Your objective - Reproduce every record below exactly as written, but leave out any pictures.

The records -
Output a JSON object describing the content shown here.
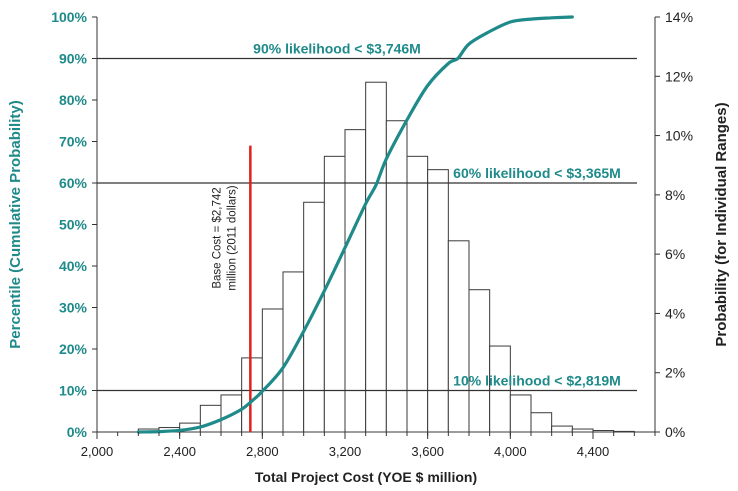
{
  "chart_data": {
    "type": "bar",
    "xlabel": "Total Project Cost (YOE $ million)",
    "ylabel_left": "Percentile (Cumulative Probability)",
    "ylabel_right": "Probability (for Individual Ranges)",
    "xlim": [
      2000,
      4700
    ],
    "x_ticks": [
      2000,
      2400,
      2800,
      3200,
      3600,
      4000,
      4400
    ],
    "x_tick_labels": [
      "2,000",
      "2,400",
      "2,800",
      "3,200",
      "3,600",
      "4,000",
      "4,400"
    ],
    "left_axis": {
      "ylim": [
        0,
        100
      ],
      "ticks": [
        0,
        10,
        20,
        30,
        40,
        50,
        60,
        70,
        80,
        90,
        100
      ],
      "tick_labels": [
        "0%",
        "10%",
        "20%",
        "30%",
        "40%",
        "50%",
        "60%",
        "70%",
        "80%",
        "90%",
        "100%"
      ]
    },
    "right_axis": {
      "ylim": [
        0,
        14
      ],
      "ticks": [
        0,
        2,
        4,
        6,
        8,
        10,
        12,
        14
      ],
      "tick_labels": [
        "0%",
        "2%",
        "4%",
        "6%",
        "8%",
        "10%",
        "12%",
        "14%"
      ]
    },
    "histogram": {
      "name": "Probability (for Individual Ranges)",
      "bin_width": 100,
      "bin_starts": [
        2200,
        2300,
        2400,
        2500,
        2600,
        2700,
        2800,
        2900,
        3000,
        3100,
        3200,
        3300,
        3400,
        3500,
        3600,
        3700,
        3800,
        3900,
        4000,
        4100,
        4200,
        4300,
        4400,
        4500
      ],
      "probability_pct": [
        0.1,
        0.15,
        0.3,
        0.9,
        1.25,
        2.5,
        4.15,
        5.4,
        7.75,
        9.3,
        10.2,
        11.8,
        10.5,
        9.3,
        8.85,
        6.45,
        4.8,
        2.9,
        1.25,
        0.65,
        0.2,
        0.1,
        0.05,
        0.02
      ]
    },
    "cumulative": {
      "name": "Percentile (Cumulative Probability)",
      "color": "#1f8a8a",
      "x": [
        2200,
        2300,
        2400,
        2500,
        2600,
        2700,
        2750,
        2800,
        2900,
        3000,
        3100,
        3200,
        3300,
        3350,
        3400,
        3500,
        3600,
        3700,
        3746,
        3800,
        3900,
        4000,
        4100,
        4200,
        4300
      ],
      "y": [
        0,
        0.1,
        0.4,
        1.2,
        3,
        5.5,
        7.5,
        9.8,
        15.5,
        24.3,
        34,
        44.4,
        55,
        59.5,
        65.8,
        75.2,
        83.5,
        88.8,
        90,
        93.5,
        96.5,
        98.8,
        99.5,
        99.8,
        100
      ]
    },
    "base_cost_line": {
      "x": 2742,
      "color": "#e0201c",
      "label": "Base Cost = $2,742 million (2011 dollars)",
      "label_lines": [
        "Base Cost = $2,742",
        "million (2011 dollars)"
      ]
    },
    "reference_lines": [
      {
        "percentile": 90,
        "label": "90% likelihood < $3,746M"
      },
      {
        "percentile": 60,
        "label": "60% likelihood < $3,365M"
      },
      {
        "percentile": 10,
        "label": "10% likelihood < $2,819M"
      }
    ],
    "grid": false,
    "legend": "none"
  }
}
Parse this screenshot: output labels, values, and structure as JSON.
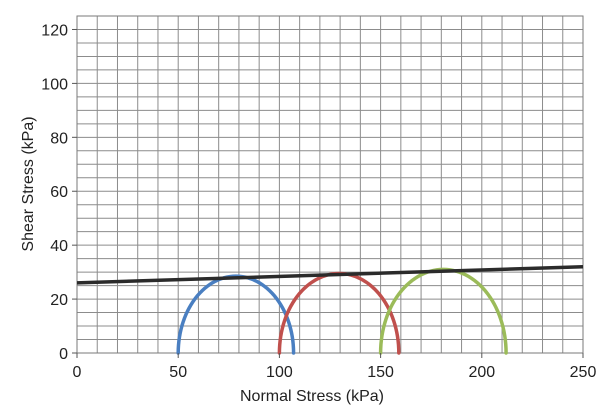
{
  "chart_data": {
    "type": "line",
    "xlabel": "Normal  Stress (kPa)",
    "ylabel": "Shear Stress (kPa)",
    "xlim": [
      0,
      250
    ],
    "ylim": [
      0,
      125
    ],
    "x_ticks": [
      0,
      50,
      100,
      150,
      200,
      250
    ],
    "y_ticks": [
      0,
      20,
      40,
      60,
      80,
      100,
      120
    ],
    "x_minor_step": 10,
    "y_minor_step": 5,
    "grid": true,
    "circles": [
      {
        "sigma3": 50,
        "sigma1": 107,
        "color": "#4a7fc1"
      },
      {
        "sigma3": 100,
        "sigma1": 159,
        "color": "#c0504d"
      },
      {
        "sigma3": 150,
        "sigma1": 212,
        "color": "#9bbb59"
      }
    ],
    "envelope": {
      "x": [
        0,
        250
      ],
      "y": [
        26,
        32
      ],
      "color": "#2b2b2b"
    }
  }
}
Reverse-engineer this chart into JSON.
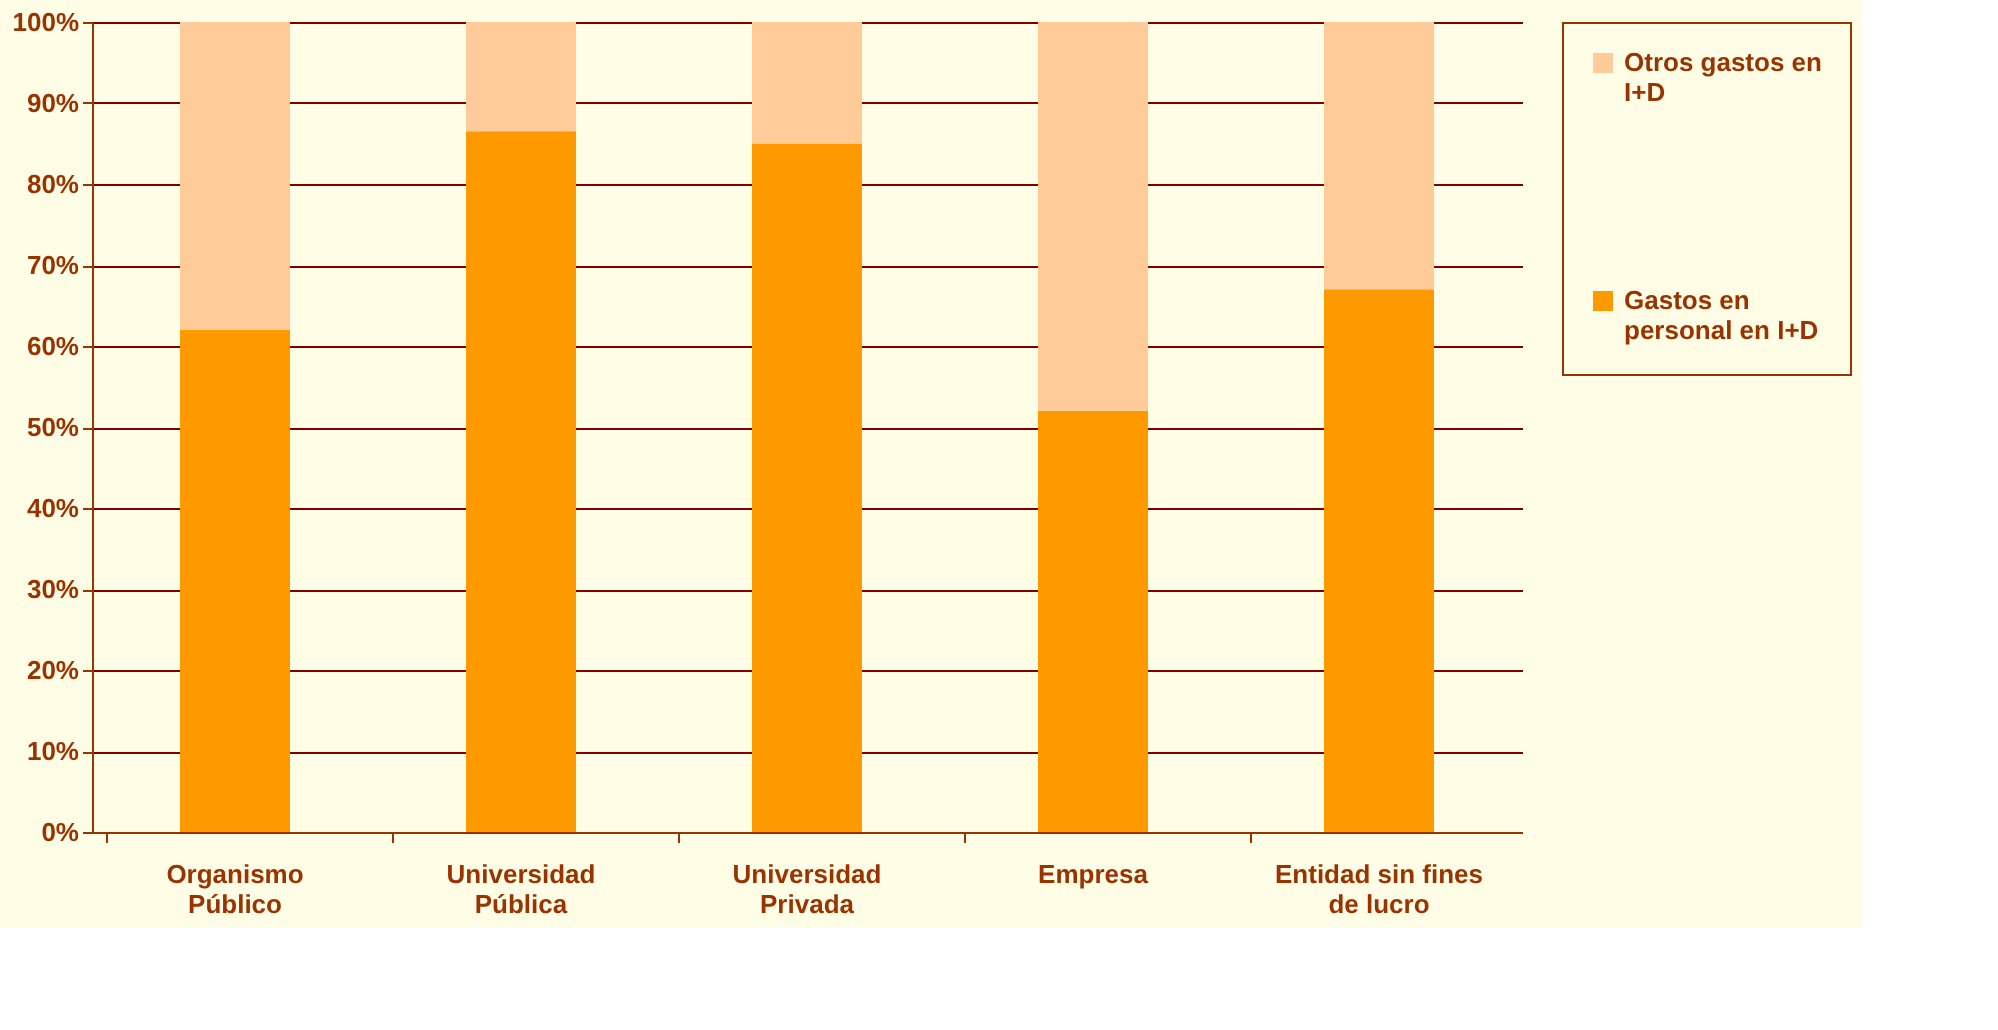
{
  "chart_data": {
    "type": "bar",
    "stacked": true,
    "categories": [
      "Organismo\nPúblico",
      "Universidad\nPública",
      "Universidad\nPrivada",
      "Empresa",
      "Entidad sin fines\nde lucro"
    ],
    "series": [
      {
        "name": "Gastos en\npersonal en I+D",
        "color": "#ff9900",
        "values": [
          62,
          86.5,
          85,
          52,
          67
        ]
      },
      {
        "name": "Otros gastos en\nI+D",
        "color": "#ffcc99",
        "values": [
          38,
          13.5,
          15,
          48,
          33
        ]
      }
    ],
    "ylim": [
      0,
      100
    ],
    "yticks": [
      {
        "value": 0,
        "label": "0%"
      },
      {
        "value": 10,
        "label": "10%"
      },
      {
        "value": 20,
        "label": "20%"
      },
      {
        "value": 30,
        "label": "30%"
      },
      {
        "value": 40,
        "label": "40%"
      },
      {
        "value": 50,
        "label": "50%"
      },
      {
        "value": 60,
        "label": "60%"
      },
      {
        "value": 70,
        "label": "70%"
      },
      {
        "value": 80,
        "label": "80%"
      },
      {
        "value": 90,
        "label": "90%"
      },
      {
        "value": 100,
        "label": "100%"
      }
    ],
    "grid": "y",
    "legend": "right"
  }
}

Exercise solution -
Output a JSON object describing the content shown here.
{
  "chart_data": {
    "type": "bar",
    "xlabel": "Total Project Cost (YOE $ million)",
    "ylabel_left": "Percentile (Cumulative Probability)",
    "ylabel_right": "Probability (for Individual Ranges)",
    "xlim": [
      2000,
      4700
    ],
    "x_ticks": [
      2000,
      2400,
      2800,
      3200,
      3600,
      4000,
      4400
    ],
    "x_tick_labels": [
      "2,000",
      "2,400",
      "2,800",
      "3,200",
      "3,600",
      "4,000",
      "4,400"
    ],
    "left_axis": {
      "ylim": [
        0,
        100
      ],
      "ticks": [
        0,
        10,
        20,
        30,
        40,
        50,
        60,
        70,
        80,
        90,
        100
      ],
      "tick_labels": [
        "0%",
        "10%",
        "20%",
        "30%",
        "40%",
        "50%",
        "60%",
        "70%",
        "80%",
        "90%",
        "100%"
      ]
    },
    "right_axis": {
      "ylim": [
        0,
        14
      ],
      "ticks": [
        0,
        2,
        4,
        6,
        8,
        10,
        12,
        14
      ],
      "tick_labels": [
        "0%",
        "2%",
        "4%",
        "6%",
        "8%",
        "10%",
        "12%",
        "14%"
      ]
    },
    "histogram": {
      "name": "Probability (for Individual Ranges)",
      "bin_width": 100,
      "bin_starts": [
        2200,
        2300,
        2400,
        2500,
        2600,
        2700,
        2800,
        2900,
        3000,
        3100,
        3200,
        3300,
        3400,
        3500,
        3600,
        3700,
        3800,
        3900,
        4000,
        4100,
        4200,
        4300,
        4400,
        4500
      ],
      "probability_pct": [
        0.1,
        0.15,
        0.3,
        0.9,
        1.25,
        2.5,
        4.15,
        5.4,
        7.75,
        9.3,
        10.2,
        11.8,
        10.5,
        9.3,
        8.85,
        6.45,
        4.8,
        2.9,
        1.25,
        0.65,
        0.2,
        0.1,
        0.05,
        0.02
      ]
    },
    "cumulative": {
      "name": "Percentile (Cumulative Probability)",
      "color": "#1f8a8a",
      "x": [
        2200,
        2300,
        2400,
        2500,
        2600,
        2700,
        2750,
        2800,
        2900,
        3000,
        3100,
        3200,
        3300,
        3350,
        3400,
        3500,
        3600,
        3700,
        3746,
        3800,
        3900,
        4000,
        4100,
        4200,
        4300
      ],
      "y": [
        0,
        0.1,
        0.4,
        1.2,
        3,
        5.5,
        7.5,
        9.8,
        15.5,
        24.3,
        34,
        44.4,
        55,
        59.5,
        65.8,
        75.2,
        83.5,
        88.8,
        90,
        93.5,
        96.5,
        98.8,
        99.5,
        99.8,
        100
      ]
    },
    "base_cost_line": {
      "x": 2742,
      "color": "#e0201c",
      "label": "Base Cost = $2,742 million (2011 dollars)",
      "label_lines": [
        "Base Cost = $2,742",
        "million (2011 dollars)"
      ]
    },
    "reference_lines": [
      {
        "percentile": 90,
        "label": "90% likelihood < $3,746M"
      },
      {
        "percentile": 60,
        "label": "60% likelihood < $3,365M"
      },
      {
        "percentile": 10,
        "label": "10% likelihood < $2,819M"
      }
    ],
    "grid": false,
    "legend": "none"
  }
}
Parse this screenshot: output labels, values, and structure as JSON.
{
  "chart_data": {
    "type": "line",
    "xlabel": "Normal  Stress (kPa)",
    "ylabel": "Shear Stress (kPa)",
    "xlim": [
      0,
      250
    ],
    "ylim": [
      0,
      125
    ],
    "x_ticks": [
      0,
      50,
      100,
      150,
      200,
      250
    ],
    "y_ticks": [
      0,
      20,
      40,
      60,
      80,
      100,
      120
    ],
    "x_minor_step": 10,
    "y_minor_step": 5,
    "grid": true,
    "circles": [
      {
        "sigma3": 50,
        "sigma1": 107,
        "color": "#4a7fc1"
      },
      {
        "sigma3": 100,
        "sigma1": 159,
        "color": "#c0504d"
      },
      {
        "sigma3": 150,
        "sigma1": 212,
        "color": "#9bbb59"
      }
    ],
    "envelope": {
      "x": [
        0,
        250
      ],
      "y": [
        26,
        32
      ],
      "color": "#2b2b2b"
    }
  }
}
Reverse-engineer this chart into JSON.
{
  "chart_data": {
    "type": "bar",
    "stacked": true,
    "categories": [
      "Organismo\nPúblico",
      "Universidad\nPública",
      "Universidad\nPrivada",
      "Empresa",
      "Entidad sin fines\nde lucro"
    ],
    "series": [
      {
        "name": "Gastos en\npersonal en I+D",
        "color": "#ff9900",
        "values": [
          62,
          86.5,
          85,
          52,
          67
        ]
      },
      {
        "name": "Otros gastos en\nI+D",
        "color": "#ffcc99",
        "values": [
          38,
          13.5,
          15,
          48,
          33
        ]
      }
    ],
    "ylim": [
      0,
      100
    ],
    "yticks": [
      {
        "value": 0,
        "label": "0%"
      },
      {
        "value": 10,
        "label": "10%"
      },
      {
        "value": 20,
        "label": "20%"
      },
      {
        "value": 30,
        "label": "30%"
      },
      {
        "value": 40,
        "label": "40%"
      },
      {
        "value": 50,
        "label": "50%"
      },
      {
        "value": 60,
        "label": "60%"
      },
      {
        "value": 70,
        "label": "70%"
      },
      {
        "value": 80,
        "label": "80%"
      },
      {
        "value": 90,
        "label": "90%"
      },
      {
        "value": 100,
        "label": "100%"
      }
    ],
    "grid": "y",
    "legend": "right"
  }
}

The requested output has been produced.